[START OF Extracted entries]
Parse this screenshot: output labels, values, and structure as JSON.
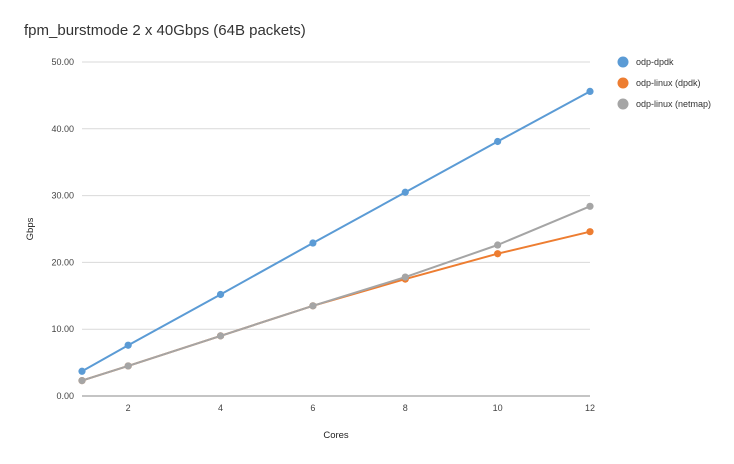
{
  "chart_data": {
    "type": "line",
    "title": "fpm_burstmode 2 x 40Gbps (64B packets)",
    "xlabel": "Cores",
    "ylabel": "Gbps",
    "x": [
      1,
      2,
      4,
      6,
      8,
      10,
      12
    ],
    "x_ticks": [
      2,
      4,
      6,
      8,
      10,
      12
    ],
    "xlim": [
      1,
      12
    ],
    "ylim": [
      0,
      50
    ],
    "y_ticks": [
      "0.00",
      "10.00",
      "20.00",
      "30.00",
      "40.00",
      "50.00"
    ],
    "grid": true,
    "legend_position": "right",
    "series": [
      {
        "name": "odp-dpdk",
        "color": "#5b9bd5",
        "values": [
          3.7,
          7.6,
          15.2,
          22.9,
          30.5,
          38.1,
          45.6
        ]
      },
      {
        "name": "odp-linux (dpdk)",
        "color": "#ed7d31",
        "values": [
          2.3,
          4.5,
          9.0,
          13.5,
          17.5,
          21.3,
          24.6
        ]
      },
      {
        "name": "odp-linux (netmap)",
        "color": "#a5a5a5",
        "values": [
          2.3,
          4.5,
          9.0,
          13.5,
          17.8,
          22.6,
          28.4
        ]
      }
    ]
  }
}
[END OF Extracted entries]
- _Written problem_
Copy the data word for word. Pictures do not go in the copy.

- _Solved exercise_
Parse this screenshot: output labels, values, and structure as JSON.
{
  "chart_data": {
    "type": "line",
    "title": "fpm_burstmode 2 x 40Gbps (64B packets)",
    "xlabel": "Cores",
    "ylabel": "Gbps",
    "x": [
      1,
      2,
      4,
      6,
      8,
      10,
      12
    ],
    "x_ticks": [
      2,
      4,
      6,
      8,
      10,
      12
    ],
    "xlim": [
      1,
      12
    ],
    "ylim": [
      0,
      50
    ],
    "y_ticks": [
      "0.00",
      "10.00",
      "20.00",
      "30.00",
      "40.00",
      "50.00"
    ],
    "grid": true,
    "legend_position": "right",
    "series": [
      {
        "name": "odp-dpdk",
        "color": "#5b9bd5",
        "values": [
          3.7,
          7.6,
          15.2,
          22.9,
          30.5,
          38.1,
          45.6
        ]
      },
      {
        "name": "odp-linux (dpdk)",
        "color": "#ed7d31",
        "values": [
          2.3,
          4.5,
          9.0,
          13.5,
          17.5,
          21.3,
          24.6
        ]
      },
      {
        "name": "odp-linux (netmap)",
        "color": "#a5a5a5",
        "values": [
          2.3,
          4.5,
          9.0,
          13.5,
          17.8,
          22.6,
          28.4
        ]
      }
    ]
  }
}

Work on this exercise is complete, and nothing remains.